BRIEF:
In the copy, include every entry exactly but none of the pictures.

** BEGIN DATA ENTRIES **

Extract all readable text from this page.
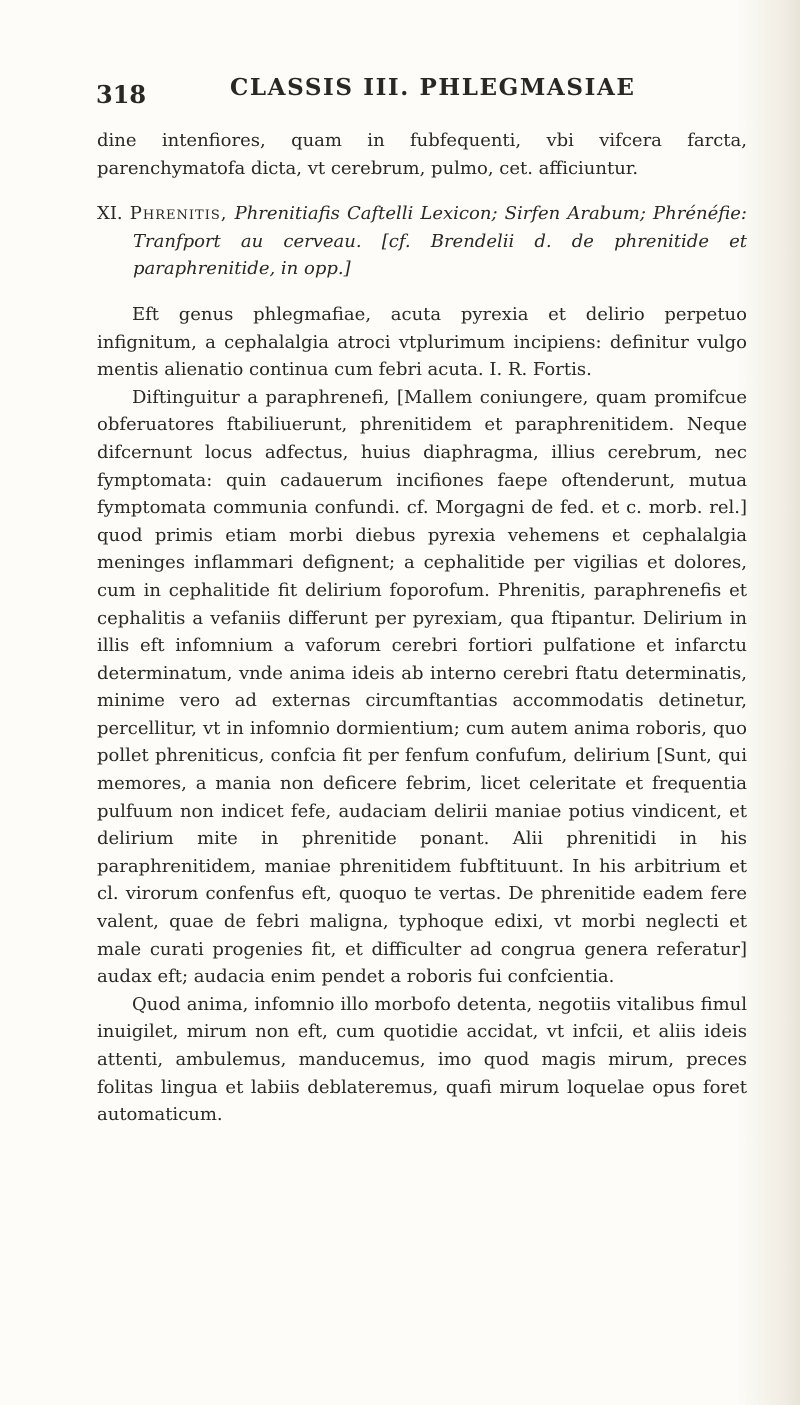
318	CLASSIS III. PHLEGMASIAE

dine intenfiores, quam in fubfequenti, vbi vifcera farcta, parenchymatofa dicta, vt cerebrum, pulmo, cet. afficiuntur.

XI. Phrenitis, Phrenitiafis Caftelli Lexicon; Sirfen Arabum; Phrénéfie: Tranfport au cerveau. [cf. Brendelii d. de phrenitide et paraphrenitide, in opp.]

Eft genus phlegmafiae, acuta pyrexia et delirio perpetuo infignitum, a cephalalgia atroci vtplurimum incipiens: definitur vulgo mentis alienatio continua cum febri acuta. I. R. Fortis.

Diftinguitur a paraphrenefi, [Mallem coniungere, quam promifcue obferuatores ftabiliuerunt, phrenitidem et paraphrenitidem. Neque difcernunt locus adfectus, huius diaphragma, illius cerebrum, nec fymptomata: quin cadauerum incifiones faepe oftenderunt, mutua fymptomata communia confundi. cf. Morgagni de fed. et c. morb. rel.] quod primis etiam morbi diebus pyrexia vehemens et cephalalgia meninges inflammari defignent; a cephalitide per vigilias et dolores, cum in cephalitide fit delirium foporofum. Phrenitis, paraphrenefis et cephalitis a vefaniis differunt per pyrexiam, qua ftipantur. Delirium in illis eft infomnium a vaforum cerebri fortiori pulfatione et infarctu determinatum, vnde anima ideis ab interno cerebri ftatu determinatis, minime vero ad externas circumftantias accommodatis detinetur, percellitur, vt in infomnio dormientium; cum autem anima roboris, quo pollet phreniticus, confcia fit per fenfum confufum, delirium [Sunt, qui memores, a mania non deficere febrim, licet celeritate et frequentia pulfuum non indicet fefe, audaciam delirii maniae potius vindicent, et delirium mite in phrenitide ponant. Alii phrenitidi in his paraphrenitidem, maniae phrenitidem fubftituunt. In his arbitrium et cl. virorum confenfus eft, quoquo te vertas. De phrenitide eadem fere valent, quae de febri maligna, typhoque edixi, vt morbi neglecti et male curati progenies fit, et difficulter ad congrua genera referatur] audax eft; audacia enim pendet a roboris fui confcientia.

Quod anima, infomnio illo morbofo detenta, negotiis vitalibus fimul inuigilet, mirum non eft, cum quotidie accidat, vt infcii, et aliis ideis attenti, ambulemus, manducemus, imo quod magis mirum, preces folitas lingua et labiis deblateremus, quafi mirum loquelae opus foret automaticum.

** END DATA ENTRIES **

TASK RESPONSE:
Extract all readable text from this page.
318	CLASSIS III. PHLEGMASIAE

dine intenfiores, quam in fubfequenti, vbi vifcera farcta, parenchymatofa dicta, vt cerebrum, pulmo, cet. afficiuntur.

XI. Phrenitis, Phrenitiafis Caftelli Lexicon; Sirfen Arabum; Phrénéfie: Tranfport au cerveau. [cf. Brendelii d. de phrenitide et paraphrenitide, in opp.]

Eft genus phlegmafiae, acuta pyrexia et delirio perpetuo infignitum, a cephalalgia atroci vtplurimum incipiens: definitur vulgo mentis alienatio continua cum febri acuta. I. R. Fortis.

Diftinguitur a paraphrenefi, [Mallem coniungere, quam promifcue obferuatores ftabiliuerunt, phrenitidem et paraphrenitidem. Neque difcernunt locus adfectus, huius diaphragma, illius cerebrum, nec fymptomata: quin cadauerum incifiones faepe oftenderunt, mutua fymptomata communia confundi. cf. Morgagni de fed. et c. morb. rel.] quod primis etiam morbi diebus pyrexia vehemens et cephalalgia meninges inflammari defignent; a cephalitide per vigilias et dolores, cum in cephalitide fit delirium foporofum. Phrenitis, paraphrenefis et cephalitis a vefaniis differunt per pyrexiam, qua ftipantur. Delirium in illis eft infomnium a vaforum cerebri fortiori pulfatione et infarctu determinatum, vnde anima ideis ab interno cerebri ftatu determinatis, minime vero ad externas circumftantias accommodatis detinetur, percellitur, vt in infomnio dormientium; cum autem anima roboris, quo pollet phreniticus, confcia fit per fenfum confufum, delirium [Sunt, qui memores, a mania non deficere febrim, licet celeritate et frequentia pulfuum non indicet fefe, audaciam delirii maniae potius vindicent, et delirium mite in phrenitide ponant. Alii phrenitidi in his paraphrenitidem, maniae phrenitidem fubftituunt. In his arbitrium et cl. virorum confenfus eft, quoquo te vertas. De phrenitide eadem fere valent, quae de febri maligna, typhoque edixi, vt morbi neglecti et male curati progenies fit, et difficulter ad congrua genera referatur] audax eft; audacia enim pendet a roboris fui confcientia.

Quod anima, infomnio illo morbofo detenta, negotiis vitalibus fimul inuigilet, mirum non eft, cum quotidie accidat, vt infcii, et aliis ideis attenti, ambulemus, manducemus, imo quod magis mirum, preces folitas lingua et labiis deblateremus, quafi mirum loquelae opus foret automaticum.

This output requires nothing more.